PROVIDED INFORMATION |
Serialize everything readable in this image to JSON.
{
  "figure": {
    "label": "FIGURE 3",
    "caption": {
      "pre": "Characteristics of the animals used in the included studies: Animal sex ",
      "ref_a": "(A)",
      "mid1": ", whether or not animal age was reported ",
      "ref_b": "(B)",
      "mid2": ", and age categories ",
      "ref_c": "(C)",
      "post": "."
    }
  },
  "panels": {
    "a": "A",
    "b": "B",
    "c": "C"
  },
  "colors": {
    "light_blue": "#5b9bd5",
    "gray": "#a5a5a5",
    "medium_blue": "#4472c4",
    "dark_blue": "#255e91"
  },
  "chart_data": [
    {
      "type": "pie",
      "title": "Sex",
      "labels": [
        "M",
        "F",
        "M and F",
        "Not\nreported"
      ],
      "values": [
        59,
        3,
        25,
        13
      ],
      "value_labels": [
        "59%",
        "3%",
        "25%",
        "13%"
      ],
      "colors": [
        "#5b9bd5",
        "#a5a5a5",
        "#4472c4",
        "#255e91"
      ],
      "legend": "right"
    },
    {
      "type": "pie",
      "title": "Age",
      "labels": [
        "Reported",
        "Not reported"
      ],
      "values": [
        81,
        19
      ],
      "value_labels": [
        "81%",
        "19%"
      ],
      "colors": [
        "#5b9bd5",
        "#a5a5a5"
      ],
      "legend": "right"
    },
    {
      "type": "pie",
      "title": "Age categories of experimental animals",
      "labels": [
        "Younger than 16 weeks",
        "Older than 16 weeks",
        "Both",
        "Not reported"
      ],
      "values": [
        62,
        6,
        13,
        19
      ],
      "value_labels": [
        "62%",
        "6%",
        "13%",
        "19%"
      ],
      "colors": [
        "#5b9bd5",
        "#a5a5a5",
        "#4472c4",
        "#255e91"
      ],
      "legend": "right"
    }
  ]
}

WRITTEN INSTRUCTION |
Reproduce the records in full, exactly as written.

OUTPUT FOR THIS EXERCISE |
Serialize everything readable in this image to JSON.
{
  "figure": {
    "label": "FIGURE 3",
    "caption": {
      "pre": "Characteristics of the animals used in the included studies: Animal sex ",
      "ref_a": "(A)",
      "mid1": ", whether or not animal age was reported ",
      "ref_b": "(B)",
      "mid2": ", and age categories ",
      "ref_c": "(C)",
      "post": "."
    }
  },
  "panels": {
    "a": "A",
    "b": "B",
    "c": "C"
  },
  "colors": {
    "light_blue": "#5b9bd5",
    "gray": "#a5a5a5",
    "medium_blue": "#4472c4",
    "dark_blue": "#255e91"
  },
  "chart_data": [
    {
      "type": "pie",
      "title": "Sex",
      "labels": [
        "M",
        "F",
        "M and F",
        "Not\nreported"
      ],
      "values": [
        59,
        3,
        25,
        13
      ],
      "value_labels": [
        "59%",
        "3%",
        "25%",
        "13%"
      ],
      "colors": [
        "#5b9bd5",
        "#a5a5a5",
        "#4472c4",
        "#255e91"
      ],
      "legend": "right"
    },
    {
      "type": "pie",
      "title": "Age",
      "labels": [
        "Reported",
        "Not reported"
      ],
      "values": [
        81,
        19
      ],
      "value_labels": [
        "81%",
        "19%"
      ],
      "colors": [
        "#5b9bd5",
        "#a5a5a5"
      ],
      "legend": "right"
    },
    {
      "type": "pie",
      "title": "Age categories of experimental animals",
      "labels": [
        "Younger than 16 weeks",
        "Older than 16 weeks",
        "Both",
        "Not reported"
      ],
      "values": [
        62,
        6,
        13,
        19
      ],
      "value_labels": [
        "62%",
        "6%",
        "13%",
        "19%"
      ],
      "colors": [
        "#5b9bd5",
        "#a5a5a5",
        "#4472c4",
        "#255e91"
      ],
      "legend": "right"
    }
  ]
}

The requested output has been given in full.